→ Given instruction:
Look for the string "JSON" in the lines and copy each line that has it.

→ Data rows:
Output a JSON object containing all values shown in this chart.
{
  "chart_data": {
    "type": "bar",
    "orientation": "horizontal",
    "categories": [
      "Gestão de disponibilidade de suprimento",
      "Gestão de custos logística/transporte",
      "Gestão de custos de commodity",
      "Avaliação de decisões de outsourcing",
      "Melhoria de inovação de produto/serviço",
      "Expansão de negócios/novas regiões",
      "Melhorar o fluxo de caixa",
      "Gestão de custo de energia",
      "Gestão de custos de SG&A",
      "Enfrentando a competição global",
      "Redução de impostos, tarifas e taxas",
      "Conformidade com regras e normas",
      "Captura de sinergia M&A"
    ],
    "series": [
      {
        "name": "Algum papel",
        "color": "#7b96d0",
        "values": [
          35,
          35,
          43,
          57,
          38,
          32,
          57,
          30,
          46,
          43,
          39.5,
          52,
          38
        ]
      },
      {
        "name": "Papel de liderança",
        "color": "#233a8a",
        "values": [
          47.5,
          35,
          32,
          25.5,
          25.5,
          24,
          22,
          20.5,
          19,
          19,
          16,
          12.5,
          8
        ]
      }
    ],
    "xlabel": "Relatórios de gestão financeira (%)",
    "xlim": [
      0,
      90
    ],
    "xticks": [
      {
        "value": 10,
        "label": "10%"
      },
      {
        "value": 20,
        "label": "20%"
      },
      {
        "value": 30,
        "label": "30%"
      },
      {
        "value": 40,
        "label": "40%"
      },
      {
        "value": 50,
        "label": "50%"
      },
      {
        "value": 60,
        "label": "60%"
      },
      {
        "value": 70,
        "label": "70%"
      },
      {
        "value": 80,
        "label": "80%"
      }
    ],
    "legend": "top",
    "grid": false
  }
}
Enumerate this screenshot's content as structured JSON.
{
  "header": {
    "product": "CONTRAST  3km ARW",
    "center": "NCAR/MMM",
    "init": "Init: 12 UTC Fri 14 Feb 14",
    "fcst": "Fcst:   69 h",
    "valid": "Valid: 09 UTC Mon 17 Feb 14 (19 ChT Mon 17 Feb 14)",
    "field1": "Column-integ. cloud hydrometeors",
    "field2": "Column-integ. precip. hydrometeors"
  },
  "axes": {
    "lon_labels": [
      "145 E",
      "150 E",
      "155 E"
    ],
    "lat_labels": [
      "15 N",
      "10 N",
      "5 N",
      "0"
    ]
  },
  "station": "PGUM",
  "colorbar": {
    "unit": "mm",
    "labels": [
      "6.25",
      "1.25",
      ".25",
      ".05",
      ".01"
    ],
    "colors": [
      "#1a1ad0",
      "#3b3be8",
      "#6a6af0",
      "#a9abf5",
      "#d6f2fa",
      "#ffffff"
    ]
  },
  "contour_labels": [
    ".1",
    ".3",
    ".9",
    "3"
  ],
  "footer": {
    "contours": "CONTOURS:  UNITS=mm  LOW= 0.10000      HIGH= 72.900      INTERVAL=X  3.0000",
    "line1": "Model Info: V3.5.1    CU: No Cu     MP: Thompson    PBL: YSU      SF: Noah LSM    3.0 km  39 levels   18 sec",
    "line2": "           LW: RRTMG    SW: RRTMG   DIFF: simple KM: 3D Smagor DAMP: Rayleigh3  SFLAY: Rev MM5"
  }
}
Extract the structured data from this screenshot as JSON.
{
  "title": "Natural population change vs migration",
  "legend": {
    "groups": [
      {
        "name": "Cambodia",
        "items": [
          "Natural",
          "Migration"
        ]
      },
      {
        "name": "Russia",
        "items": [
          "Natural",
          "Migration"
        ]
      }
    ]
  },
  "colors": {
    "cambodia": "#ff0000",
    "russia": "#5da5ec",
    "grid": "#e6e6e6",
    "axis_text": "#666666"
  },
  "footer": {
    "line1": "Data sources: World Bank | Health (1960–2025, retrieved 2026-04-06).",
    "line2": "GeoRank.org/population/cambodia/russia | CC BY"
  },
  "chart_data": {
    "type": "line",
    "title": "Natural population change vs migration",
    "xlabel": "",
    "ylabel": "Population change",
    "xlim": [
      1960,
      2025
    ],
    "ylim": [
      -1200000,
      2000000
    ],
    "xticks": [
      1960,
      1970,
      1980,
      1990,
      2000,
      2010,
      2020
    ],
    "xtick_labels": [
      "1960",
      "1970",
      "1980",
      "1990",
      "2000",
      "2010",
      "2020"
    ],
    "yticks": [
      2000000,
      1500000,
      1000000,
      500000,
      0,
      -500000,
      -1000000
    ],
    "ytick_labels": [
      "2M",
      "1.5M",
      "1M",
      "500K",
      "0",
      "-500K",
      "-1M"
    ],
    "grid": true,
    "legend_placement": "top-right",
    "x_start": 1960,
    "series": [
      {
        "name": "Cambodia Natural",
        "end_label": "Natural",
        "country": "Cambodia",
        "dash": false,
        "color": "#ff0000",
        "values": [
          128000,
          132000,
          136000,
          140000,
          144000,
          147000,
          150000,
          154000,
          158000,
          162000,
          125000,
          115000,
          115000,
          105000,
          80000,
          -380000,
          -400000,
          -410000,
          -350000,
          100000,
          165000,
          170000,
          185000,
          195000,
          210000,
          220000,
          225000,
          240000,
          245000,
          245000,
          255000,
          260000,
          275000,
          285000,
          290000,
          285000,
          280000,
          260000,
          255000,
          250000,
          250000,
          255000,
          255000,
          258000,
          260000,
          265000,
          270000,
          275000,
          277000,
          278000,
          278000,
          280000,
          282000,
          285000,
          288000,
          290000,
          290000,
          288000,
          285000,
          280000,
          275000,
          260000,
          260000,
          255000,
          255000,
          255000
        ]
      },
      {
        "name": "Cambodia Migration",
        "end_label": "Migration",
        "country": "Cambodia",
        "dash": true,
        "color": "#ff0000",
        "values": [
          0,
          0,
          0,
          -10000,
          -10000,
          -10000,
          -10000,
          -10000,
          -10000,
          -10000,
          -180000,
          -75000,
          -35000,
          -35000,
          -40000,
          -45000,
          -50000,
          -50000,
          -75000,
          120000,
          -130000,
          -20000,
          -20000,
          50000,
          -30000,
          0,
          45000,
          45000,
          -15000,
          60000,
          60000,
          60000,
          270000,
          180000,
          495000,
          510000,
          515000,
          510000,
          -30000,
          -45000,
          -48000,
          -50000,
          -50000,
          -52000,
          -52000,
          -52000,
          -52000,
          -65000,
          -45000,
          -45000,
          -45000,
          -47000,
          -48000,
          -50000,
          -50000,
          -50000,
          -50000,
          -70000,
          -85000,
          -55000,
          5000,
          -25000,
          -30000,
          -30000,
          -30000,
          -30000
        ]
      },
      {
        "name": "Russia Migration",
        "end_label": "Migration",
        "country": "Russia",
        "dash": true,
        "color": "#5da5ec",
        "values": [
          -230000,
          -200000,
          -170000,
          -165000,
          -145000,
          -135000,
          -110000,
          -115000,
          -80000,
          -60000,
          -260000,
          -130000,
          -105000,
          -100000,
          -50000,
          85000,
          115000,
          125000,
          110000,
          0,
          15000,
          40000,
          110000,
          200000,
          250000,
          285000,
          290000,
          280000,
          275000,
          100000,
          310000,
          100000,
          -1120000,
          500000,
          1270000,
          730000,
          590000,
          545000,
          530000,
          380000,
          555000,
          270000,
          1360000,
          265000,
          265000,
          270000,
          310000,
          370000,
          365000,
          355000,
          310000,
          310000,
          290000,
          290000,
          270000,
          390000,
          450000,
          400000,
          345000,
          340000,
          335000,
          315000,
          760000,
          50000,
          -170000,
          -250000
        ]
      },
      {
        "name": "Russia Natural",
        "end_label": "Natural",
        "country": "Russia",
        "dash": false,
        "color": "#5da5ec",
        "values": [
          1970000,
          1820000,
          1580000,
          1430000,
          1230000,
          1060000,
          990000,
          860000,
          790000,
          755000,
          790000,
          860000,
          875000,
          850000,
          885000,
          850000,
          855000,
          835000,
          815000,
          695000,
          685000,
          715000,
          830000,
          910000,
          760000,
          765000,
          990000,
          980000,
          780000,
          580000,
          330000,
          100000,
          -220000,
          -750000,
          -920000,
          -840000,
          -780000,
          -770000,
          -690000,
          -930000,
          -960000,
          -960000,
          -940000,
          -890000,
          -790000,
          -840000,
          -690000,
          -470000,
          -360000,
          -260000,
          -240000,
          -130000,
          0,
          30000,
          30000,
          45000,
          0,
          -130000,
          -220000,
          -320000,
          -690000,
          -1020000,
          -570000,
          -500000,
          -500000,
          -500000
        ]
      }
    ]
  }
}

→ Response to this task:
Output a JSON object containing all values shown in this chart.
Enumerate this screenshot's content as structured JSON.
Extract the structured data from this screenshot as JSON.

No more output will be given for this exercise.